Your task is to repeat the entries exactly. Leave the pictures out.

▼

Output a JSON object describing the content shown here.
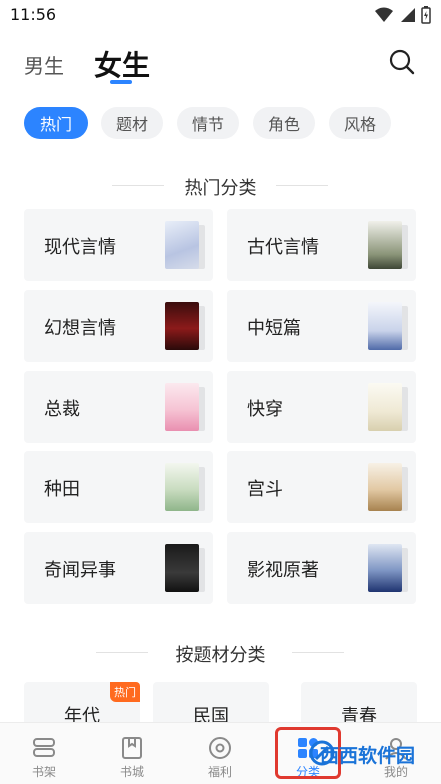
{
  "status_bar": {
    "time": "11:56"
  },
  "top_tabs": {
    "male": "男生",
    "female": "女生"
  },
  "filters": [
    "热门",
    "题材",
    "情节",
    "角色",
    "风格"
  ],
  "sections": {
    "hot_title": "热门分类",
    "theme_title": "按题材分类"
  },
  "hot_categories": [
    {
      "label": "现代言情"
    },
    {
      "label": "古代言情"
    },
    {
      "label": "幻想言情"
    },
    {
      "label": "中短篇"
    },
    {
      "label": "总裁"
    },
    {
      "label": "快穿"
    },
    {
      "label": "种田"
    },
    {
      "label": "宫斗"
    },
    {
      "label": "奇闻异事"
    },
    {
      "label": "影视原著"
    }
  ],
  "theme_categories": [
    {
      "label": "年代",
      "badge": "热门"
    },
    {
      "label": "民国"
    },
    {
      "label": "青春"
    }
  ],
  "bottom_nav": [
    {
      "label": "书架"
    },
    {
      "label": "书城"
    },
    {
      "label": "福利"
    },
    {
      "label": "分类"
    },
    {
      "label": "我的"
    }
  ],
  "watermark": "西西软件园",
  "colors": {
    "accent": "#2c84ff",
    "badge": "#ff6a1f",
    "highlight": "#e0392f"
  }
}
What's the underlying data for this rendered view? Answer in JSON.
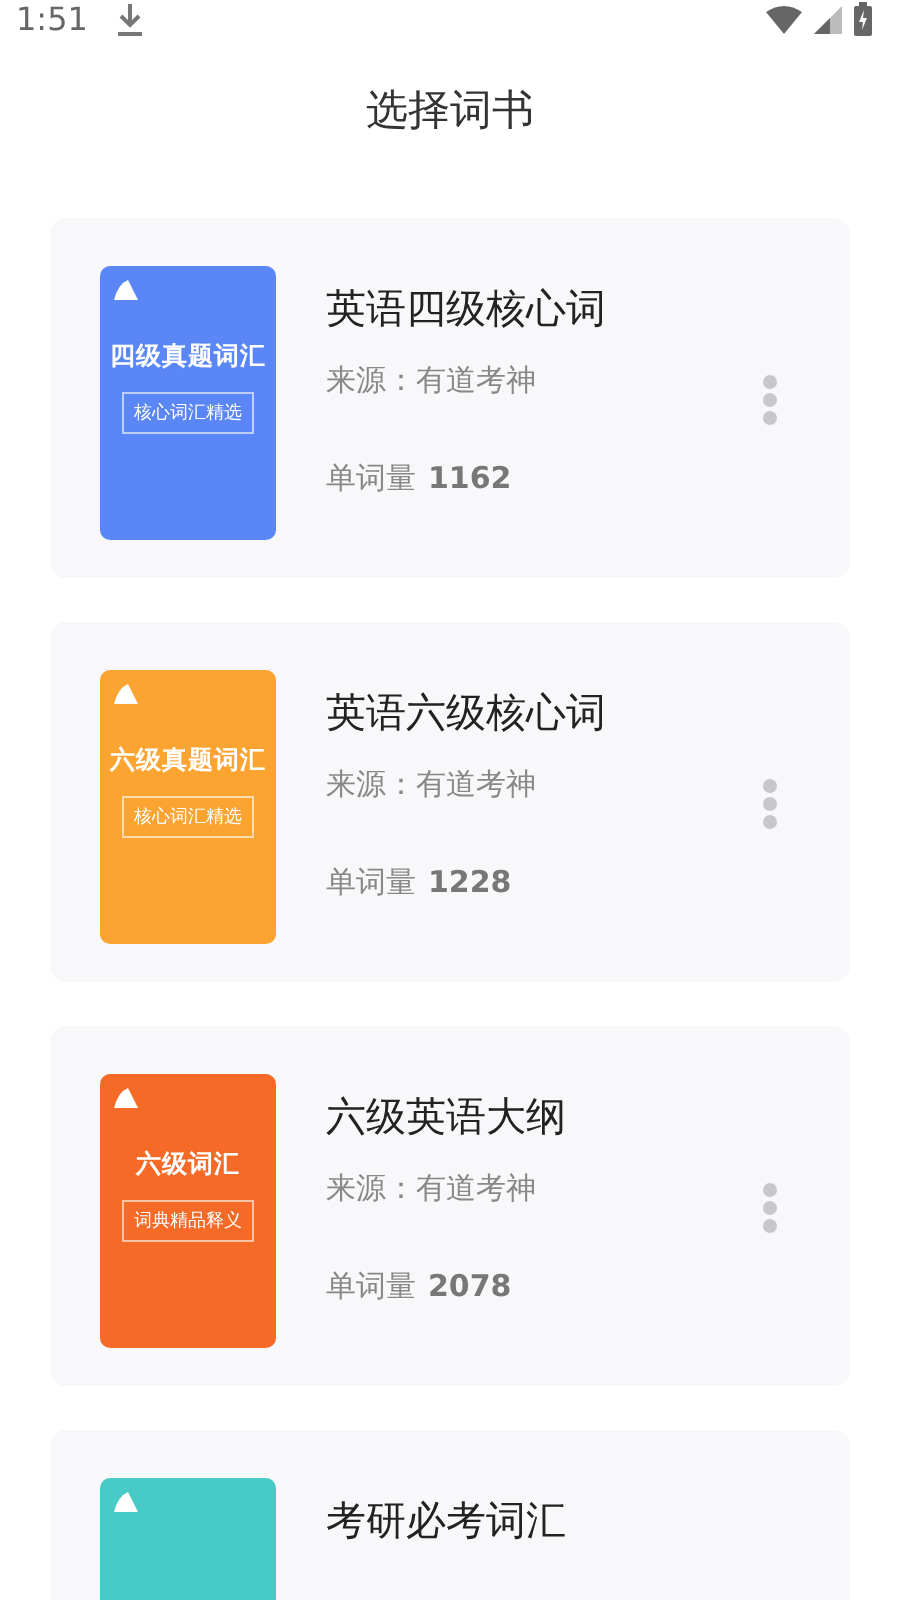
{
  "status_bar": {
    "time": "1:51"
  },
  "header": {
    "title": "选择词书"
  },
  "books": [
    {
      "title": "英语四级核心词",
      "source": "来源：有道考神",
      "count_label": "单词量",
      "count": "1162",
      "cover": {
        "color": "#5a86f6",
        "title": "四级真题词汇",
        "subtitle": "核心词汇精选"
      }
    },
    {
      "title": "英语六级核心词",
      "source": "来源：有道考神",
      "count_label": "单词量",
      "count": "1228",
      "cover": {
        "color": "#fca431",
        "title": "六级真题词汇",
        "subtitle": "核心词汇精选"
      }
    },
    {
      "title": "六级英语大纲",
      "source": "来源：有道考神",
      "count_label": "单词量",
      "count": "2078",
      "cover": {
        "color": "#f46a26",
        "title": "六级词汇",
        "subtitle": "词典精品释义"
      }
    },
    {
      "title": "考研必考词汇",
      "cover": {
        "color": "#48cac6"
      }
    }
  ]
}
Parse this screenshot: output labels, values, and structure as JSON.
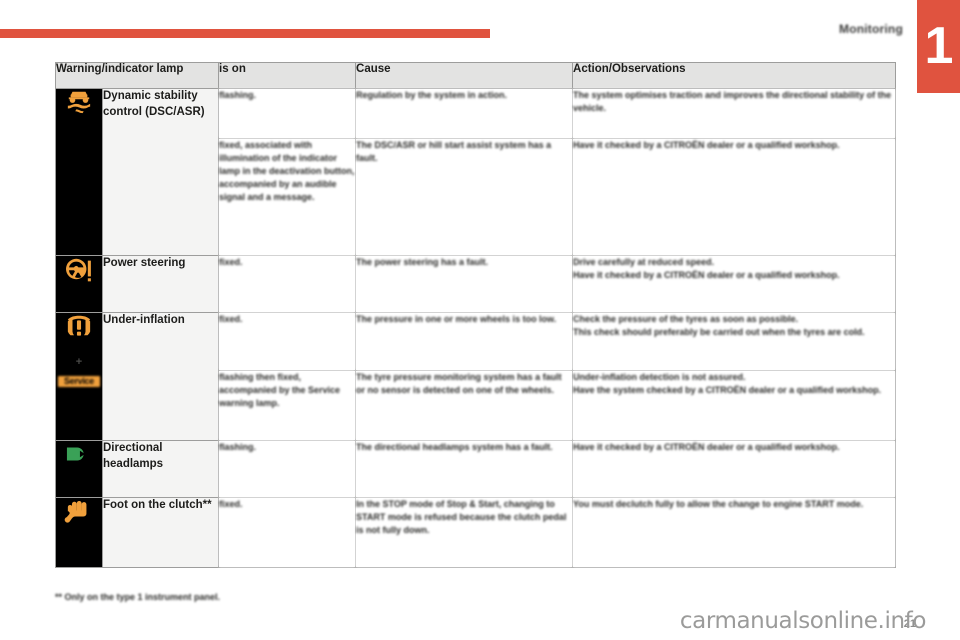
{
  "page": {
    "section_title": "Monitoring",
    "chapter_number": "1",
    "page_number": "21",
    "watermark": "carmanualsonline.info",
    "footnote": "** Only on the type 1 instrument panel.",
    "accent_color": "#e0533f",
    "header_bg": "#e3e3e2",
    "icon_bg": "#000000",
    "icon_amber": "#f0a03c",
    "icon_green": "#3aa157"
  },
  "table": {
    "columns": [
      {
        "key": "lamp",
        "label": "Warning/indicator lamp"
      },
      {
        "key": "is_on",
        "label": "is on"
      },
      {
        "key": "cause",
        "label": "Cause"
      },
      {
        "key": "action",
        "label": "Action/Observations"
      }
    ],
    "rows": [
      {
        "icon": "dsc-asr-skid-car-icon",
        "icon_color": "#f0a03c",
        "name": "Dynamic stability control (DSC/ASR)",
        "subrows": [
          {
            "is_on": "flashing.",
            "cause": "Regulation by the system in action.",
            "action": "The system optimises traction and improves the directional stability of the vehicle."
          },
          {
            "is_on": "fixed, associated with illumination of the indicator lamp in the deactivation button, accompanied by an audible signal and a message.",
            "cause": "The DSC/ASR or hill start assist system has a fault.",
            "action": "Have it checked by a CITROËN dealer or a qualified workshop."
          }
        ]
      },
      {
        "icon": "power-steering-wheel-icon",
        "icon_color": "#f0a03c",
        "name": "Power steering",
        "subrows": [
          {
            "is_on": "fixed.",
            "cause": "The power steering has a fault.",
            "action": "Drive carefully at reduced speed.\nHave it checked by a CITROËN dealer or a qualified workshop."
          }
        ]
      },
      {
        "icon": "tyre-under-inflation-icon",
        "icon_color": "#f0a03c",
        "icon_extra": {
          "plus": "+",
          "service_label": "Service"
        },
        "name": "Under-inflation",
        "subrows": [
          {
            "is_on": "fixed.",
            "cause": "The pressure in one or more wheels is too low.",
            "action": "Check the pressure of the tyres as soon as possible.\nThis check should preferably be carried out when the tyres are cold."
          },
          {
            "is_on": "flashing then fixed, accompanied by the Service warning lamp.",
            "cause": "The tyre pressure monitoring system has a fault or no sensor is detected on one of the wheels.",
            "action": "Under-inflation detection is not assured.\nHave the system checked by a CITROËN dealer or a qualified workshop."
          }
        ]
      },
      {
        "icon": "directional-headlamps-icon",
        "icon_color": "#3aa157",
        "name": "Directional headlamps",
        "subrows": [
          {
            "is_on": "flashing.",
            "cause": "The directional headlamps system has a fault.",
            "action": "Have it checked by a CITROËN dealer or a qualified workshop."
          }
        ]
      },
      {
        "icon": "foot-on-clutch-icon",
        "icon_color": "#f0a03c",
        "name": "Foot on the clutch**",
        "subrows": [
          {
            "is_on": "fixed.",
            "cause": "In the STOP mode of Stop & Start, changing to START mode is refused because the clutch pedal is not fully down.",
            "action": "You must declutch fully to allow the change to engine START mode."
          }
        ]
      }
    ]
  }
}
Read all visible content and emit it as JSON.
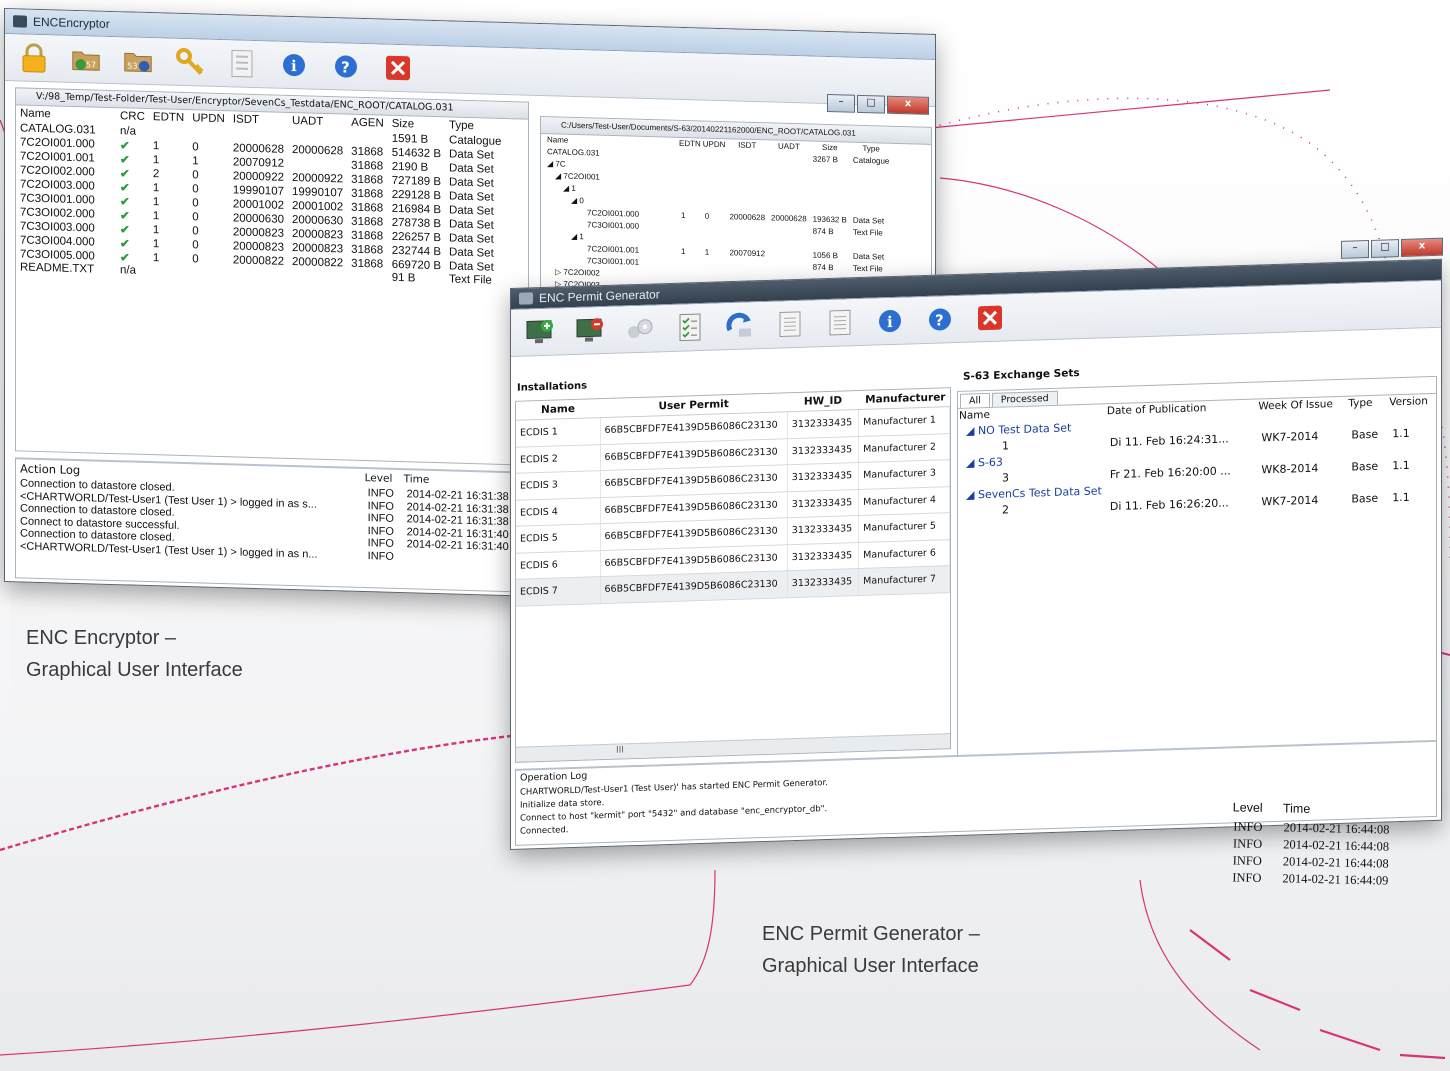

▲

Solution ▸
Output a JSON object describing the content shown here.
{
  "status_bar": {
    "time": "11:56"
  },
  "top_tabs": {
    "male": "男生",
    "female": "女生"
  },
  "filters": [
    "热门",
    "题材",
    "情节",
    "角色",
    "风格"
  ],
  "sections": {
    "hot_title": "热门分类",
    "theme_title": "按题材分类"
  },
  "hot_categories": [
    {
      "label": "现代言情"
    },
    {
      "label": "古代言情"
    },
    {
      "label": "幻想言情"
    },
    {
      "label": "中短篇"
    },
    {
      "label": "总裁"
    },
    {
      "label": "快穿"
    },
    {
      "label": "种田"
    },
    {
      "label": "宫斗"
    },
    {
      "label": "奇闻异事"
    },
    {
      "label": "影视原著"
    }
  ],
  "theme_categories": [
    {
      "label": "年代",
      "badge": "热门"
    },
    {
      "label": "民国"
    },
    {
      "label": "青春"
    }
  ],
  "bottom_nav": [
    {
      "label": "书架"
    },
    {
      "label": "书城"
    },
    {
      "label": "福利"
    },
    {
      "label": "分类"
    },
    {
      "label": "我的"
    }
  ],
  "watermark": "西西软件园",
  "colors": {
    "accent": "#2c84ff",
    "badge": "#ff6a1f",
    "highlight": "#e0392f"
  }
}
What's the underlying data for this rendered view? Answer in JSON.
{
  "status_bar": {
    "time": "1:51"
  },
  "header": {
    "title": "选择词书"
  },
  "books": [
    {
      "title": "英语四级核心词",
      "source": "来源：有道考神",
      "count_label": "单词量",
      "count": "1162",
      "cover": {
        "color": "#5a86f6",
        "title": "四级真题词汇",
        "subtitle": "核心词汇精选"
      }
    },
    {
      "title": "英语六级核心词",
      "source": "来源：有道考神",
      "count_label": "单词量",
      "count": "1228",
      "cover": {
        "color": "#fca431",
        "title": "六级真题词汇",
        "subtitle": "核心词汇精选"
      }
    },
    {
      "title": "六级英语大纲",
      "source": "来源：有道考神",
      "count_label": "单词量",
      "count": "2078",
      "cover": {
        "color": "#f46a26",
        "title": "六级词汇",
        "subtitle": "词典精品释义"
      }
    },
    {
      "title": "考研必考词汇",
      "cover": {
        "color": "#48cac6"
      }
    }
  ]
}
Parse this screenshot: output labels, values, and structure as JSON.
{
  "page": {
    "section_title": "Monitoring",
    "chapter_number": "1",
    "page_number": "21",
    "watermark": "carmanualsonline.info",
    "footnote": "** Only on the type 1 instrument panel.",
    "accent_color": "#e0533f",
    "header_bg": "#e3e3e2",
    "icon_bg": "#000000",
    "icon_amber": "#f0a03c",
    "icon_green": "#3aa157"
  },
  "table": {
    "columns": [
      {
        "key": "lamp",
        "label": "Warning/indicator lamp"
      },
      {
        "key": "is_on",
        "label": "is on"
      },
      {
        "key": "cause",
        "label": "Cause"
      },
      {
        "key": "action",
        "label": "Action/Observations"
      }
    ],
    "rows": [
      {
        "icon": "dsc-asr-skid-car-icon",
        "icon_color": "#f0a03c",
        "name": "Dynamic stability control (DSC/ASR)",
        "subrows": [
          {
            "is_on": "flashing.",
            "cause": "Regulation by the system in action.",
            "action": "The system optimises traction and improves the directional stability of the vehicle."
          },
          {
            "is_on": "fixed, associated with illumination of the indicator lamp in the deactivation button, accompanied by an audible signal and a message.",
            "cause": "The DSC/ASR or hill start assist system has a fault.",
            "action": "Have it checked by a CITROËN dealer or a qualified workshop."
          }
        ]
      },
      {
        "icon": "power-steering-wheel-icon",
        "icon_color": "#f0a03c",
        "name": "Power steering",
        "subrows": [
          {
            "is_on": "fixed.",
            "cause": "The power steering has a fault.",
            "action": "Drive carefully at reduced speed.\nHave it checked by a CITROËN dealer or a qualified workshop."
          }
        ]
      },
      {
        "icon": "tyre-under-inflation-icon",
        "icon_color": "#f0a03c",
        "icon_extra": {
          "plus": "+",
          "service_label": "Service"
        },
        "name": "Under-inflation",
        "subrows": [
          {
            "is_on": "fixed.",
            "cause": "The pressure in one or more wheels is too low.",
            "action": "Check the pressure of the tyres as soon as possible.\nThis check should preferably be carried out when the tyres are cold."
          },
          {
            "is_on": "flashing then fixed, accompanied by the Service warning lamp.",
            "cause": "The tyre pressure monitoring system has a fault or no sensor is detected on one of the wheels.",
            "action": "Under-inflation detection is not assured.\nHave the system checked by a CITROËN dealer or a qualified workshop."
          }
        ]
      },
      {
        "icon": "directional-headlamps-icon",
        "icon_color": "#3aa157",
        "name": "Directional headlamps",
        "subrows": [
          {
            "is_on": "flashing.",
            "cause": "The directional headlamps system has a fault.",
            "action": "Have it checked by a CITROËN dealer or a qualified workshop."
          }
        ]
      },
      {
        "icon": "foot-on-clutch-icon",
        "icon_color": "#f0a03c",
        "name": "Foot on the clutch**",
        "subrows": [
          {
            "is_on": "fixed.",
            "cause": "In the STOP mode of Stop & Start, changing to START mode is refused because the clutch pedal is not fully down.",
            "action": "You must declutch fully to allow the change to engine START mode."
          }
        ]
      }
    ]
  }
}
Read all visible content and emit it as JSON.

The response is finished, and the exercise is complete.